Problem to solve: Search the material and gather each line with "minerales" in it.

Records for processing:
━━━━━━━━━━
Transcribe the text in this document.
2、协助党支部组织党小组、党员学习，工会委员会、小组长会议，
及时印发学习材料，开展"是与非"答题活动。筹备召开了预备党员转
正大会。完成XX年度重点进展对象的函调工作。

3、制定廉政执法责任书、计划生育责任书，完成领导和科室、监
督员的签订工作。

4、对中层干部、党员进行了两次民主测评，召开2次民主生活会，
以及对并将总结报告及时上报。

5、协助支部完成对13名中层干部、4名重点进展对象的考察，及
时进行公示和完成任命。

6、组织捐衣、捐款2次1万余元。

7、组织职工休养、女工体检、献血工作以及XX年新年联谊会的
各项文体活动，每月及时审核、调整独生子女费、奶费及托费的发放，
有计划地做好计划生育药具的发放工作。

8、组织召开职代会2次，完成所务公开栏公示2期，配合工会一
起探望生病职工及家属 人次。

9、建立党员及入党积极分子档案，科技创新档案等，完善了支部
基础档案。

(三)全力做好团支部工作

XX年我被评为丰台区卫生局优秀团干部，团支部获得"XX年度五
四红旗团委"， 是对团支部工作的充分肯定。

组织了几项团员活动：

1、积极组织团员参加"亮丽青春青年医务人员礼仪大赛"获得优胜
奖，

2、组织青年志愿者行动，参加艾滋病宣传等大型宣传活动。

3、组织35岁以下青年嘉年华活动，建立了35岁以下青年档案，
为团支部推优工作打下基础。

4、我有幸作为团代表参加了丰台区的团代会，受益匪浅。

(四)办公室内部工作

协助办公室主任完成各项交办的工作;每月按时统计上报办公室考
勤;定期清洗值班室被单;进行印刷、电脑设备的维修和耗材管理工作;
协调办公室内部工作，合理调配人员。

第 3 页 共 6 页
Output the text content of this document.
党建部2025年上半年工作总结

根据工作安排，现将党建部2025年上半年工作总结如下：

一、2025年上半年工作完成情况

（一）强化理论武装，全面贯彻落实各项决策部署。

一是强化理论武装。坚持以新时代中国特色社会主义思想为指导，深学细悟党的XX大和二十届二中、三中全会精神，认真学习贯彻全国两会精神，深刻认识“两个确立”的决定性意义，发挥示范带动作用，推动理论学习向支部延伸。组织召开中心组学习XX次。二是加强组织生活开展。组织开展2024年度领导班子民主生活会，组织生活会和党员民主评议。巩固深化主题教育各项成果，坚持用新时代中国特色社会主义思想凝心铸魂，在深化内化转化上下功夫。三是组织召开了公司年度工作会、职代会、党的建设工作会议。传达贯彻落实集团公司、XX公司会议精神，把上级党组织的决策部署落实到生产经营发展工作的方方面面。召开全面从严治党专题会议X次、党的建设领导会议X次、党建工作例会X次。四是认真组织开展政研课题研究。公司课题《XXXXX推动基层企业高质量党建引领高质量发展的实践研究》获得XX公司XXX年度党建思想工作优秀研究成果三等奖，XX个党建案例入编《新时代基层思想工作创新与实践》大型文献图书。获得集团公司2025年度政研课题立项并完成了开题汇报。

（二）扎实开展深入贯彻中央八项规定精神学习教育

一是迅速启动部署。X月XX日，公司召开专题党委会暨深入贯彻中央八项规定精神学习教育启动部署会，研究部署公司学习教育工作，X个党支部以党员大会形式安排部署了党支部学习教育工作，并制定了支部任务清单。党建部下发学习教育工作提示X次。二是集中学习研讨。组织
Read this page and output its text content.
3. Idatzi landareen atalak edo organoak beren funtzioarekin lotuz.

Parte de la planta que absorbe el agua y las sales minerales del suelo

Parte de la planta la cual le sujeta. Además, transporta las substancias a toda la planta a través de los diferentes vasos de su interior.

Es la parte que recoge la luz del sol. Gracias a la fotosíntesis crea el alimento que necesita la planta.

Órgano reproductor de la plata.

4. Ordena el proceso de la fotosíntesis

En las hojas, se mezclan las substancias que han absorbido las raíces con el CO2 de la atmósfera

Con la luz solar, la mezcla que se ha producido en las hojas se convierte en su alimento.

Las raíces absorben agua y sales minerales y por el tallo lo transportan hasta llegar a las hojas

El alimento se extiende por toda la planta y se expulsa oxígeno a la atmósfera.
━━━━━━━━━━
Finished exercise:
Parte de la planta que absorbe el agua y las sales minerales del suelo
Las raíces absorben agua y sales minerales y por el tallo lo transportan hasta llegar a las hojas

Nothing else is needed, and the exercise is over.